* About this task *
Extract the lines that carry the string "Ponceau" from the listing.

(Listed entries)

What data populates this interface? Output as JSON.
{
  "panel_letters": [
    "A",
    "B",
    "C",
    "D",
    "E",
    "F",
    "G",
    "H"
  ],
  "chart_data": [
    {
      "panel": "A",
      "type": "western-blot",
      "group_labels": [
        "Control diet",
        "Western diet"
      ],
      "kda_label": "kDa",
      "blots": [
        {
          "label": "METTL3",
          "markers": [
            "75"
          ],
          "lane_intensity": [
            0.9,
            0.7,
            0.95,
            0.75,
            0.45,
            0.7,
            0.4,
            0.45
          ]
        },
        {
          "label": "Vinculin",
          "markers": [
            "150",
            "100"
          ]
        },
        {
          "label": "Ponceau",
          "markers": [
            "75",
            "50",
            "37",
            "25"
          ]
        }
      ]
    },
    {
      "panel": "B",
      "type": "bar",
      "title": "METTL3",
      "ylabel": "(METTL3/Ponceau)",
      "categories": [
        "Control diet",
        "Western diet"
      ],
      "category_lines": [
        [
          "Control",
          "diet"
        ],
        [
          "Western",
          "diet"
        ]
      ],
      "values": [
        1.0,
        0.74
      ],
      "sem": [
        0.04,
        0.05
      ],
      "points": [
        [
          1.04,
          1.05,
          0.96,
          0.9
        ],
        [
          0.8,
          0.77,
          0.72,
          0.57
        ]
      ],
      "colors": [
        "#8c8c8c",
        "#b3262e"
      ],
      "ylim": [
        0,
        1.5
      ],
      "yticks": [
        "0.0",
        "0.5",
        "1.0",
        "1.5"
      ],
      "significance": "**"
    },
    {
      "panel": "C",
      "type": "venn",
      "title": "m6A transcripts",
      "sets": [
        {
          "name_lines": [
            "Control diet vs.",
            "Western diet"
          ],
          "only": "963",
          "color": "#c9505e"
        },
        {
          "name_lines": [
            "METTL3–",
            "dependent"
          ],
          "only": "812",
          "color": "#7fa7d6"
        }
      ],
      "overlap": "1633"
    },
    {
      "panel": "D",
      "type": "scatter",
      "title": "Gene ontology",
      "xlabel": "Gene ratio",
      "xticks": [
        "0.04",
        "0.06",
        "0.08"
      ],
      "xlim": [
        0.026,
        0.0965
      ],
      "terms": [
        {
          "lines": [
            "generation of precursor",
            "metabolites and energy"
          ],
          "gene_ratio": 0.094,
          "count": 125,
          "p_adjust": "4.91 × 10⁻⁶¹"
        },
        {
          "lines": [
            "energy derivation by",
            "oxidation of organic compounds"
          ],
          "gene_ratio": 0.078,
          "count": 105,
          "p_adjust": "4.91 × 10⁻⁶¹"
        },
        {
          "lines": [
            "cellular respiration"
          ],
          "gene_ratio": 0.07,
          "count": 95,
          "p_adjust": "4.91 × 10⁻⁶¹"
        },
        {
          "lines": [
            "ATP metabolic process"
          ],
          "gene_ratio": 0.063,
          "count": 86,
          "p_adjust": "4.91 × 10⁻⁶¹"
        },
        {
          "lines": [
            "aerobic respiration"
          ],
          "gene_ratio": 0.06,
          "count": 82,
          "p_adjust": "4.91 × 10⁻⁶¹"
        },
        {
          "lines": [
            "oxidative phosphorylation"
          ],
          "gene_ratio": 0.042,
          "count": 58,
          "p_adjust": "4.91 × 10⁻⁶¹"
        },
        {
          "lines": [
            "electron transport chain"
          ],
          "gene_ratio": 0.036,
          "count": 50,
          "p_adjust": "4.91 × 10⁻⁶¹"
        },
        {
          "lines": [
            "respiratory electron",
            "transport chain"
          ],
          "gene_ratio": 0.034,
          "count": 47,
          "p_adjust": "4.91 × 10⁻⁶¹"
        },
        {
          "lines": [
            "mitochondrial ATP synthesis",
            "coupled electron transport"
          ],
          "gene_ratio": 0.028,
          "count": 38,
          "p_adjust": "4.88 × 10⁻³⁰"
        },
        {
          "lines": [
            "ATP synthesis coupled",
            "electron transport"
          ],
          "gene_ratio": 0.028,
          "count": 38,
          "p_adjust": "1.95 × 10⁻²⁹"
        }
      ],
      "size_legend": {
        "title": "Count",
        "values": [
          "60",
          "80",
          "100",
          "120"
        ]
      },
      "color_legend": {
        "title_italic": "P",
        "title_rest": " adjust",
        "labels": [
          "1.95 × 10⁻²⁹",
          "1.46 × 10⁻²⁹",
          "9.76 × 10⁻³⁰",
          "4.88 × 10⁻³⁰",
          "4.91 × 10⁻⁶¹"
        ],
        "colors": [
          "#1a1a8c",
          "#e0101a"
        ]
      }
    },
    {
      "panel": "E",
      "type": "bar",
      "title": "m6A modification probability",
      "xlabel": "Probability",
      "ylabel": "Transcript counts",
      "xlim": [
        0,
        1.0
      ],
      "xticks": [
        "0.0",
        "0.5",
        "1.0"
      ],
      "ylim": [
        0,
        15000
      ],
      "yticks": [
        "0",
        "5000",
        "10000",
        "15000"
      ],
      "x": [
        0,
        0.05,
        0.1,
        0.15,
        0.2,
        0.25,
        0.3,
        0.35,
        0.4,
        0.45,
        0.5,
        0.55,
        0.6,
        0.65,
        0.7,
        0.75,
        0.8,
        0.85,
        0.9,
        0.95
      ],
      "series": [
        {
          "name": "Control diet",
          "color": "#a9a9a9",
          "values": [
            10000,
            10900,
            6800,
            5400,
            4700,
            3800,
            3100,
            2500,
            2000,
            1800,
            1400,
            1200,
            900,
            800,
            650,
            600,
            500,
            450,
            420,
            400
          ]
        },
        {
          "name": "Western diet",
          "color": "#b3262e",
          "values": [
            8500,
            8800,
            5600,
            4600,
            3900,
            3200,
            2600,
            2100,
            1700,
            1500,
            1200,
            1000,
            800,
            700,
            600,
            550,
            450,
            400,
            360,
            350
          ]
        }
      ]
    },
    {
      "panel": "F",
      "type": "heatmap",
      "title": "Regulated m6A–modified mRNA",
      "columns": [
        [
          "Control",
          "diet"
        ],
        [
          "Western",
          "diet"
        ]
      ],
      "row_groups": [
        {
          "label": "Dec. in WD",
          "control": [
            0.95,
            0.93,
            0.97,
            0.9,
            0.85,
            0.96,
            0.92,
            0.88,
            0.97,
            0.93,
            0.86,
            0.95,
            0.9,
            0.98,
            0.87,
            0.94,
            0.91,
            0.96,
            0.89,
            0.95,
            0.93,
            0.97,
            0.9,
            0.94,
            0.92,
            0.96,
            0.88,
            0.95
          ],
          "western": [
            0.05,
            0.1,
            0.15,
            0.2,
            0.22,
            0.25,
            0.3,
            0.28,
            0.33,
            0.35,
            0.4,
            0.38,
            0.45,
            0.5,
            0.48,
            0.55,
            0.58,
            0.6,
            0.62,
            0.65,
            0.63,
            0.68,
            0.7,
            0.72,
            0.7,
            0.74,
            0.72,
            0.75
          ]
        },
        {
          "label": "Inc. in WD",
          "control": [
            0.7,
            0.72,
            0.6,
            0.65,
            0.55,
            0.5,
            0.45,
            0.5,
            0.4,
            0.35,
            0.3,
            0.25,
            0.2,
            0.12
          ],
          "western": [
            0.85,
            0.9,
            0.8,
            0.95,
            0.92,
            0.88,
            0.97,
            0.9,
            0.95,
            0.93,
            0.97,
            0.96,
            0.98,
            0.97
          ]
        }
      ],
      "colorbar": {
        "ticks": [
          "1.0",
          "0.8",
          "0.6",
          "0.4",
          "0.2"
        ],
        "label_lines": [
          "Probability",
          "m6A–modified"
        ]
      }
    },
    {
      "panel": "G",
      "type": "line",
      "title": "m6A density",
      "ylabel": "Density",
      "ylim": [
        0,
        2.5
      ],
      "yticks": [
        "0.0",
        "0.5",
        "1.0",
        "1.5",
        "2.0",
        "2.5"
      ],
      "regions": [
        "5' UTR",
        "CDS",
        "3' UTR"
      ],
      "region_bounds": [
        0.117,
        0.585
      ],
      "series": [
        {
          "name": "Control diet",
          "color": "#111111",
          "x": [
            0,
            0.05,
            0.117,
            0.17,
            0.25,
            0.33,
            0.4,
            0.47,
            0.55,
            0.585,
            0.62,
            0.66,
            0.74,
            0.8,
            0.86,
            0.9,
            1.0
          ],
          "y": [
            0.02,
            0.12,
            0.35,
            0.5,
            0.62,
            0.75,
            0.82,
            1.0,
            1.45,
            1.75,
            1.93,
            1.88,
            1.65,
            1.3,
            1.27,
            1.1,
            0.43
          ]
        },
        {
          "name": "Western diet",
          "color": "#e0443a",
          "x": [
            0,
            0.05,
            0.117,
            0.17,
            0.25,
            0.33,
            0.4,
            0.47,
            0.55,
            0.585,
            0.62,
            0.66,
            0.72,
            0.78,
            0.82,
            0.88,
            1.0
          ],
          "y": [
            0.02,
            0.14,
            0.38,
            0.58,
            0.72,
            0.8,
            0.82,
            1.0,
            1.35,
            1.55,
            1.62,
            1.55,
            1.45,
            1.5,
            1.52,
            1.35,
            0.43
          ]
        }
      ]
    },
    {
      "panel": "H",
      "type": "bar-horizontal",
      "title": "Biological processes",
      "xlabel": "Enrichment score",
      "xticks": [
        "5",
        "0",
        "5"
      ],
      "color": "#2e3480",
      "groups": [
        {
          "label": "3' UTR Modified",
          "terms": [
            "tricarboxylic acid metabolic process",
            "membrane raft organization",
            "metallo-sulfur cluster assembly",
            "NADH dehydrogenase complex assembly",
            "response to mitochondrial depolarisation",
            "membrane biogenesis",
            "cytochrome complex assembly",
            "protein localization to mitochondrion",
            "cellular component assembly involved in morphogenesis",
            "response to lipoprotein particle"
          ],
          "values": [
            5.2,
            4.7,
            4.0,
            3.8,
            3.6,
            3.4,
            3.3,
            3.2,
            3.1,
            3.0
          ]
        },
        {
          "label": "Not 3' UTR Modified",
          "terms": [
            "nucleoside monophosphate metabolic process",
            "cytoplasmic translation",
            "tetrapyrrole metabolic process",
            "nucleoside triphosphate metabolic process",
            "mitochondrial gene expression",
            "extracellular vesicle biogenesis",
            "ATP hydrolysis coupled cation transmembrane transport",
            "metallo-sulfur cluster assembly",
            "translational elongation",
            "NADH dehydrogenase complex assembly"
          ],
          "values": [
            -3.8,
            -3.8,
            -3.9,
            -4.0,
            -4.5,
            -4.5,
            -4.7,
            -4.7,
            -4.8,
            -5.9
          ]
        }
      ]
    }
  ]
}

(End Listed entries)

* Response box *
          "label": "Ponceau",
      "ylabel": "(METTL3/Ponceau)",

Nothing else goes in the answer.